**** RECORD SET ****

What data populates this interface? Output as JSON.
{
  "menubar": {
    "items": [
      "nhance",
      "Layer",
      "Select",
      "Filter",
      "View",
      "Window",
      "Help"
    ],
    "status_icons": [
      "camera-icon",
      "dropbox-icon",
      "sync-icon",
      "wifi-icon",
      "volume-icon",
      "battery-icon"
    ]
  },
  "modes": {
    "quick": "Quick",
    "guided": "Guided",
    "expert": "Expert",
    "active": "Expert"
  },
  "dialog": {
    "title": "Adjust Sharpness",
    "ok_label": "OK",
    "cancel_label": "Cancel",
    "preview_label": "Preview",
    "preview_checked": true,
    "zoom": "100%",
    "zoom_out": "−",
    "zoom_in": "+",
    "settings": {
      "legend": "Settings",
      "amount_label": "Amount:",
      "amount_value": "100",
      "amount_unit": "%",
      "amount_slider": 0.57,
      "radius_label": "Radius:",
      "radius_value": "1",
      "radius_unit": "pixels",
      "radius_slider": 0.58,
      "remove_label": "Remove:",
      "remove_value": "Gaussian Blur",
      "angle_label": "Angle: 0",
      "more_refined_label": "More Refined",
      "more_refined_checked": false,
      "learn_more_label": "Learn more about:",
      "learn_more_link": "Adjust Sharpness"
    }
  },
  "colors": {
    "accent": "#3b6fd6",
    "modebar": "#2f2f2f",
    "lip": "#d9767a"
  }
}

****

[INSTRUCTIONS TO FOLLOW]
Without leaving anything out, give the entries again exactly.

[REPLY TO THE EXERCISE]
What data populates this interface? Output as JSON.
{
  "menubar": {
    "items": [
      "nhance",
      "Layer",
      "Select",
      "Filter",
      "View",
      "Window",
      "Help"
    ],
    "status_icons": [
      "camera-icon",
      "dropbox-icon",
      "sync-icon",
      "wifi-icon",
      "volume-icon",
      "battery-icon"
    ]
  },
  "modes": {
    "quick": "Quick",
    "guided": "Guided",
    "expert": "Expert",
    "active": "Expert"
  },
  "dialog": {
    "title": "Adjust Sharpness",
    "ok_label": "OK",
    "cancel_label": "Cancel",
    "preview_label": "Preview",
    "preview_checked": true,
    "zoom": "100%",
    "zoom_out": "−",
    "zoom_in": "+",
    "settings": {
      "legend": "Settings",
      "amount_label": "Amount:",
      "amount_value": "100",
      "amount_unit": "%",
      "amount_slider": 0.57,
      "radius_label": "Radius:",
      "radius_value": "1",
      "radius_unit": "pixels",
      "radius_slider": 0.58,
      "remove_label": "Remove:",
      "remove_value": "Gaussian Blur",
      "angle_label": "Angle: 0",
      "more_refined_label": "More Refined",
      "more_refined_checked": false,
      "learn_more_label": "Learn more about:",
      "learn_more_link": "Adjust Sharpness"
    }
  },
  "colors": {
    "accent": "#3b6fd6",
    "modebar": "#2f2f2f",
    "lip": "#d9767a"
  }
}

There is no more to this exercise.